--- start ---

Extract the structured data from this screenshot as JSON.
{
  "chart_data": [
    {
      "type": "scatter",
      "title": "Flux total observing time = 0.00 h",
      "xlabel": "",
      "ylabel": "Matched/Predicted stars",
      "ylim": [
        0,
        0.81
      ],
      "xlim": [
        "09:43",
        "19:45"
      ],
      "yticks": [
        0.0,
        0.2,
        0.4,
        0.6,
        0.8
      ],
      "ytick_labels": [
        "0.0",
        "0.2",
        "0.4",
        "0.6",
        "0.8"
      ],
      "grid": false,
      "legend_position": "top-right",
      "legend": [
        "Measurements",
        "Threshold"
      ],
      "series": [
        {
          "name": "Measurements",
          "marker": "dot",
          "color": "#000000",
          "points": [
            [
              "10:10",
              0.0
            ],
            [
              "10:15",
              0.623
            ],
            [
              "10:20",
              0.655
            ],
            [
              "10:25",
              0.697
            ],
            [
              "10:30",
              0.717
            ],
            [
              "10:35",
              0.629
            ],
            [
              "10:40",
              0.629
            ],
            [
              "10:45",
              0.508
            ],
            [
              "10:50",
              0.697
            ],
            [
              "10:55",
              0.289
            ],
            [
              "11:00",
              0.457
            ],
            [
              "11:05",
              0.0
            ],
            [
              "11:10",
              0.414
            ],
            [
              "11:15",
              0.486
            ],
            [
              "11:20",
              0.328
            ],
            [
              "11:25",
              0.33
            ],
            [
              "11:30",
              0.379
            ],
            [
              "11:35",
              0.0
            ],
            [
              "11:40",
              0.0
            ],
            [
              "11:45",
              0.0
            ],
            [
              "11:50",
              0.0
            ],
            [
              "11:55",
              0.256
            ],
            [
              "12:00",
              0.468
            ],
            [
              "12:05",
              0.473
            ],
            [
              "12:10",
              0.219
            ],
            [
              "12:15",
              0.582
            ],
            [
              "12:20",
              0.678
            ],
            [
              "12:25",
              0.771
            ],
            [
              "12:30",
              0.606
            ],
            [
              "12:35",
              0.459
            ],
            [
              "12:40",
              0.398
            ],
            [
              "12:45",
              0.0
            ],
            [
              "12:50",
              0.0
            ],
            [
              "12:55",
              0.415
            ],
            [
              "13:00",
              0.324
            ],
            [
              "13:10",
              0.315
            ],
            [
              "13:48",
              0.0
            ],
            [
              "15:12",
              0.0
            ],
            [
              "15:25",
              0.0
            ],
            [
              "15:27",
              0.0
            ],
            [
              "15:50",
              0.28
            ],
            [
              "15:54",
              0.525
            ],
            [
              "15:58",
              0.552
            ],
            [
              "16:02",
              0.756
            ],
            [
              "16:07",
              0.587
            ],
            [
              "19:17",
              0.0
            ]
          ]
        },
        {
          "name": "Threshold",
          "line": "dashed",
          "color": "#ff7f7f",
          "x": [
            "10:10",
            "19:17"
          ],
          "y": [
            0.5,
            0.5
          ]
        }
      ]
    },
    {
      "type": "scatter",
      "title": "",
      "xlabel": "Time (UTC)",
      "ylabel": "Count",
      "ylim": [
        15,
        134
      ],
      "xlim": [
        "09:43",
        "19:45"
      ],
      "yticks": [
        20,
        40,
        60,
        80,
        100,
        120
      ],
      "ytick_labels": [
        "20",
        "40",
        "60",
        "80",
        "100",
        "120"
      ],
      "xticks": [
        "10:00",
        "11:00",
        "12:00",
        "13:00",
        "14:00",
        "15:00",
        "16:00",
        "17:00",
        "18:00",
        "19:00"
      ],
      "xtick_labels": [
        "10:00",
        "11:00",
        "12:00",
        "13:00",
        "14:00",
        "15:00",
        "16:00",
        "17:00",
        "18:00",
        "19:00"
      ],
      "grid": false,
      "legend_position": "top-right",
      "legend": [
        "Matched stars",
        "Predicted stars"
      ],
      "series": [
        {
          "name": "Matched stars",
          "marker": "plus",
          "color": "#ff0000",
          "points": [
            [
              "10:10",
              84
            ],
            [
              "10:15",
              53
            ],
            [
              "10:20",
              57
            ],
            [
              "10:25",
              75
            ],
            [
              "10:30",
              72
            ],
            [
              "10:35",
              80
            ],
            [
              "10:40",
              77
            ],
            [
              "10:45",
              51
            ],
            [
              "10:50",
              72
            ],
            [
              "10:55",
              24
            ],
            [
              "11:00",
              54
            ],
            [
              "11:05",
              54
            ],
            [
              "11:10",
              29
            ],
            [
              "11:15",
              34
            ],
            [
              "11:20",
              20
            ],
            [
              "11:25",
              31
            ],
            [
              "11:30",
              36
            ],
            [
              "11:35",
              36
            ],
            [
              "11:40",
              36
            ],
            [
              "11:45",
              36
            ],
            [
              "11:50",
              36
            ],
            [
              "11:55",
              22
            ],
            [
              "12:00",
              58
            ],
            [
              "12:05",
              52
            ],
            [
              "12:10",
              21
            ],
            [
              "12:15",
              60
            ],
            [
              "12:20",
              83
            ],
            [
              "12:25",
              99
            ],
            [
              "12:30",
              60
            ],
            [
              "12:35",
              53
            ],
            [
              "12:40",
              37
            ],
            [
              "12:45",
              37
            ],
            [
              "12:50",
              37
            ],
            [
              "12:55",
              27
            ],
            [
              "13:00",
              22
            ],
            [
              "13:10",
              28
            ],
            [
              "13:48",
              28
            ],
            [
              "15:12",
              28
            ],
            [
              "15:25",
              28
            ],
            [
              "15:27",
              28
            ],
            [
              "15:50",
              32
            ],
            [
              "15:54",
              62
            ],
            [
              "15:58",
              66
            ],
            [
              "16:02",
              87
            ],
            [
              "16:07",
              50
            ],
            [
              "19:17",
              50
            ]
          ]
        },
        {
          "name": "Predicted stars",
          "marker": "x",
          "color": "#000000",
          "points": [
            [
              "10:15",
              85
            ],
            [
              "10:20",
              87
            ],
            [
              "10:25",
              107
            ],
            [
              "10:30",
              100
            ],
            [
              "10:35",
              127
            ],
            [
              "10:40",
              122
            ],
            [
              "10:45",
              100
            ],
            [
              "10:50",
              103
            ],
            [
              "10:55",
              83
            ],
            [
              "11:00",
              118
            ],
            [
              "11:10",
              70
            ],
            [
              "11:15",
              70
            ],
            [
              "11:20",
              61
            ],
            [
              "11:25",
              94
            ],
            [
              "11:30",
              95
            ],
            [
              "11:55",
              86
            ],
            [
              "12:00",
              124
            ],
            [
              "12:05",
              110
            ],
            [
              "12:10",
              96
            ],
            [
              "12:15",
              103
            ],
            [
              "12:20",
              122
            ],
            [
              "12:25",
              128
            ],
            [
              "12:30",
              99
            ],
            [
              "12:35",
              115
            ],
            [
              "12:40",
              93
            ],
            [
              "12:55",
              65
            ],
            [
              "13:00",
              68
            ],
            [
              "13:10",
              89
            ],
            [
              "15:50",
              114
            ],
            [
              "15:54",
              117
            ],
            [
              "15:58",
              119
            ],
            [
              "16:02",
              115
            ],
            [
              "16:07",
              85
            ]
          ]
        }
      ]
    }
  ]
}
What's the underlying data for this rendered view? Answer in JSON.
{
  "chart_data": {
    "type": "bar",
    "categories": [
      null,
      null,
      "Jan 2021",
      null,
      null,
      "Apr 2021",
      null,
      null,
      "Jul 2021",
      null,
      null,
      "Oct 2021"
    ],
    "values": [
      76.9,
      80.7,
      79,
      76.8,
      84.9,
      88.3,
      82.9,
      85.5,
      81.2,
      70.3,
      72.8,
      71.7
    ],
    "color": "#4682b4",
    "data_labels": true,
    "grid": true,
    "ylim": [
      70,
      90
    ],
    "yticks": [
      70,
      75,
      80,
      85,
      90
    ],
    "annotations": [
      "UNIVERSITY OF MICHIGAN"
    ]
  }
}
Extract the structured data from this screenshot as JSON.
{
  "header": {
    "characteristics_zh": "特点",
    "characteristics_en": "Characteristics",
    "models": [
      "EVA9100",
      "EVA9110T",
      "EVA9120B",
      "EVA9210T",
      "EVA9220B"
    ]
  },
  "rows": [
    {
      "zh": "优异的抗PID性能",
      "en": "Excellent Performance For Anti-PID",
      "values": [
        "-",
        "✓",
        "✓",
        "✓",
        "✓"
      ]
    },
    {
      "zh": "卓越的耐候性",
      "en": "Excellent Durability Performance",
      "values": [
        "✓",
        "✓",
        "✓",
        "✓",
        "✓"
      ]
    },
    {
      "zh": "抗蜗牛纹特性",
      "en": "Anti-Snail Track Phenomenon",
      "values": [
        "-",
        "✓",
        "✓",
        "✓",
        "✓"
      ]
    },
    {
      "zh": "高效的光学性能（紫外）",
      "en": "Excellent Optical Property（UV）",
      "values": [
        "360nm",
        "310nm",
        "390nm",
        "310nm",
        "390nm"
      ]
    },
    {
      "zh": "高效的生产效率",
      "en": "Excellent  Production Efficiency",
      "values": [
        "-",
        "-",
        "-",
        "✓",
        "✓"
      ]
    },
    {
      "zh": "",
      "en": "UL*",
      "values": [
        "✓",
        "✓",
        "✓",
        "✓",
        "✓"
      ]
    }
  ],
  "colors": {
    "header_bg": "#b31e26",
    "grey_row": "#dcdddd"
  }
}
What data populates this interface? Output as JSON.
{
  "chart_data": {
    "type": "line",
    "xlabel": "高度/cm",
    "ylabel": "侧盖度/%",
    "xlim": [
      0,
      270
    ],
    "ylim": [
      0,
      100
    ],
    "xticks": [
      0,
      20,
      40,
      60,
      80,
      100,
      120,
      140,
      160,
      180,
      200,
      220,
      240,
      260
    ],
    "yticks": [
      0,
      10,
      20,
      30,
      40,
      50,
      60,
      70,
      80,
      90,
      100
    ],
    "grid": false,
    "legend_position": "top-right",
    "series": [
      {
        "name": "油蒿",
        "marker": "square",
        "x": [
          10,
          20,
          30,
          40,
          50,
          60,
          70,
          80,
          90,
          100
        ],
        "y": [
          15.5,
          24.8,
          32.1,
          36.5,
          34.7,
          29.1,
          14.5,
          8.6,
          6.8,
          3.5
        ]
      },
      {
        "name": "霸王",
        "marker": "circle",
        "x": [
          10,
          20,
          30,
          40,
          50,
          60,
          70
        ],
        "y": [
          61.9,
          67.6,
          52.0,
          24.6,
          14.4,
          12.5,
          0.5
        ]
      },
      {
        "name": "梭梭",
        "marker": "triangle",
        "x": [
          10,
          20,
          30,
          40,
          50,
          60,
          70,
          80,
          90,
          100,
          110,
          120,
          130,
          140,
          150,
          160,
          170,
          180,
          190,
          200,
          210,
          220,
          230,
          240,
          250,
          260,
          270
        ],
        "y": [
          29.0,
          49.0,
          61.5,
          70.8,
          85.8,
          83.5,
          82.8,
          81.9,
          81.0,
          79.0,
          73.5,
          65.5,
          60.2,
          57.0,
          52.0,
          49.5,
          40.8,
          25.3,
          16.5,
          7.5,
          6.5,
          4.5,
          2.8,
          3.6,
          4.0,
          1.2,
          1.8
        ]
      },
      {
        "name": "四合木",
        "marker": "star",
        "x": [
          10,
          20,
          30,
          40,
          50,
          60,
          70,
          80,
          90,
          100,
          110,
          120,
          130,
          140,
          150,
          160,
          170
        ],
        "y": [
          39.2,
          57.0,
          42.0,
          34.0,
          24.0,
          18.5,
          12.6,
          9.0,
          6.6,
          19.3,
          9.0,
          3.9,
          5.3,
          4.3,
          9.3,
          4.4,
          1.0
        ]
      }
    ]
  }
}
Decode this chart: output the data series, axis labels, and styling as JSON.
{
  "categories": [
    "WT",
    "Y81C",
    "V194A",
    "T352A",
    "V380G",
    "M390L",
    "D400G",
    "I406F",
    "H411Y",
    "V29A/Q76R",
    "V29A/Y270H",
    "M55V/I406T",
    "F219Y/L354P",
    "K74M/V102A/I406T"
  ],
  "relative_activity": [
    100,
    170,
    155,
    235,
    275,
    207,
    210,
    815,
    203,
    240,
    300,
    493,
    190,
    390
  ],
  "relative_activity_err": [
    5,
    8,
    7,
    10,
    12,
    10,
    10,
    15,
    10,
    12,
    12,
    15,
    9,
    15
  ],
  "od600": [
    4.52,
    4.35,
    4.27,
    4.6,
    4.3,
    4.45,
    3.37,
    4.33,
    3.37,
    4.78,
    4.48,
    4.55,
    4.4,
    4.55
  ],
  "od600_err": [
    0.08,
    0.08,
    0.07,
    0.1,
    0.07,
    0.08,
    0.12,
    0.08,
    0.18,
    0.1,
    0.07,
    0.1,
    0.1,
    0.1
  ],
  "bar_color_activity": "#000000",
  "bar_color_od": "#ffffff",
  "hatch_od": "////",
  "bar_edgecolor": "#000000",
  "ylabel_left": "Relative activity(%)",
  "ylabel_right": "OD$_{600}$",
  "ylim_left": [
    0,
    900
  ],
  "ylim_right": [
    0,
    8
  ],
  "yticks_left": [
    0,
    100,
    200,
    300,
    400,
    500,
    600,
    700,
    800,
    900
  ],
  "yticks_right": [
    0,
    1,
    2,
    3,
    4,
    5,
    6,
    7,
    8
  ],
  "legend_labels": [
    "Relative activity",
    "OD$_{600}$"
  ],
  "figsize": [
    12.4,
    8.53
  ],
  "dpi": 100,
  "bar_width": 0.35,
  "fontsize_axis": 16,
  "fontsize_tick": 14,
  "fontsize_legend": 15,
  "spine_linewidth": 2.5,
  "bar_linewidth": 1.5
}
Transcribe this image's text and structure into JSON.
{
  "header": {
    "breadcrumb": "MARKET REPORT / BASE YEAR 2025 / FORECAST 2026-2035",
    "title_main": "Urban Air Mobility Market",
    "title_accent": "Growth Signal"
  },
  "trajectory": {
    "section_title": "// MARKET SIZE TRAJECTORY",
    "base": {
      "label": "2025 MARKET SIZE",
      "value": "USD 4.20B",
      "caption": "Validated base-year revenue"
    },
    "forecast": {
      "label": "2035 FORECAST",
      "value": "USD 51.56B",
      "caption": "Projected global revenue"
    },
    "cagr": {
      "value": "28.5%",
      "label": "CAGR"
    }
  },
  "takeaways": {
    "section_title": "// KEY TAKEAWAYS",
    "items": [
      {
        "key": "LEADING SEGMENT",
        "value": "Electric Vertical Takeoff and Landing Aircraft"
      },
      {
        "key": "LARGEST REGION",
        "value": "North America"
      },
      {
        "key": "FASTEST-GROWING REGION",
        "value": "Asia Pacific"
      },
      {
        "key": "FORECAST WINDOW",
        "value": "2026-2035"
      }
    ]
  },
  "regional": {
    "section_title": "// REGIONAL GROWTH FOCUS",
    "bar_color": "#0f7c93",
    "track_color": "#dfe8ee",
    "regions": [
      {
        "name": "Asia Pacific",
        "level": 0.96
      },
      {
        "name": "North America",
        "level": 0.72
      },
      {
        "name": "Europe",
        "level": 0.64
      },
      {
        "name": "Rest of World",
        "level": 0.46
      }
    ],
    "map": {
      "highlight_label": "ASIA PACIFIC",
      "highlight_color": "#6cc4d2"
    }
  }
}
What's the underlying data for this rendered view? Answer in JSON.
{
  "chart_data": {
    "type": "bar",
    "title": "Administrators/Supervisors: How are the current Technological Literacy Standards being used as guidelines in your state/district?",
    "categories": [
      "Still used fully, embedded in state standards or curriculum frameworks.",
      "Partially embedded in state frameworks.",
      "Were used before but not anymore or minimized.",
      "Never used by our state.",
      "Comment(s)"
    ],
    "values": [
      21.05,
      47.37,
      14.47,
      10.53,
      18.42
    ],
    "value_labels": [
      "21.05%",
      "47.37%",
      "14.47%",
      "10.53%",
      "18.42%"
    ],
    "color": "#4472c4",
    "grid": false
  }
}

--- end ---

Stated task: Pull out every line in the material above where "Predicted" occurs.

Written answer:
      "ylabel": "Matched/Predicted stars",
        "Predicted stars"
          "name": "Predicted stars",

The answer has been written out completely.